- _WHAT YOU NEED TO DO_
The records that follow are to be repeated without alteration.

- _GIVEN INFORMATION_
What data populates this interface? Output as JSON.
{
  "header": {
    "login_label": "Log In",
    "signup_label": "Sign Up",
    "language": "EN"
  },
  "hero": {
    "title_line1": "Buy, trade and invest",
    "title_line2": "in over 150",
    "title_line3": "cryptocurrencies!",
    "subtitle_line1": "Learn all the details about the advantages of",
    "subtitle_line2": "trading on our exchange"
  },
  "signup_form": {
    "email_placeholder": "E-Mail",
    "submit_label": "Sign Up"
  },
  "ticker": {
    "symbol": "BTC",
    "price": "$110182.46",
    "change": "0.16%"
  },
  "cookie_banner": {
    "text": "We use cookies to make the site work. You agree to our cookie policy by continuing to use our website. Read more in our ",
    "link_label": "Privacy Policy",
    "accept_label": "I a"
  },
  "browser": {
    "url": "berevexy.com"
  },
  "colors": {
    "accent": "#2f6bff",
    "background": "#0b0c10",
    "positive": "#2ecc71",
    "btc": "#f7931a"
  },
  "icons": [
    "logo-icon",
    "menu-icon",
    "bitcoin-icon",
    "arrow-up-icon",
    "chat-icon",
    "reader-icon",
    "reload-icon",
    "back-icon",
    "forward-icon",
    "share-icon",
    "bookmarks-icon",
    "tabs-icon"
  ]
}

- _TASK ANSWER_
What data populates this interface? Output as JSON.
{
  "header": {
    "login_label": "Log In",
    "signup_label": "Sign Up",
    "language": "EN"
  },
  "hero": {
    "title_line1": "Buy, trade and invest",
    "title_line2": "in over 150",
    "title_line3": "cryptocurrencies!",
    "subtitle_line1": "Learn all the details about the advantages of",
    "subtitle_line2": "trading on our exchange"
  },
  "signup_form": {
    "email_placeholder": "E-Mail",
    "submit_label": "Sign Up"
  },
  "ticker": {
    "symbol": "BTC",
    "price": "$110182.46",
    "change": "0.16%"
  },
  "cookie_banner": {
    "text": "We use cookies to make the site work. You agree to our cookie policy by continuing to use our website. Read more in our ",
    "link_label": "Privacy Policy",
    "accept_label": "I a"
  },
  "browser": {
    "url": "berevexy.com"
  },
  "colors": {
    "accent": "#2f6bff",
    "background": "#0b0c10",
    "positive": "#2ecc71",
    "btc": "#f7931a"
  },
  "icons": [
    "logo-icon",
    "menu-icon",
    "bitcoin-icon",
    "arrow-up-icon",
    "chat-icon",
    "reader-icon",
    "reload-icon",
    "back-icon",
    "forward-icon",
    "share-icon",
    "bookmarks-icon",
    "tabs-icon"
  ]
}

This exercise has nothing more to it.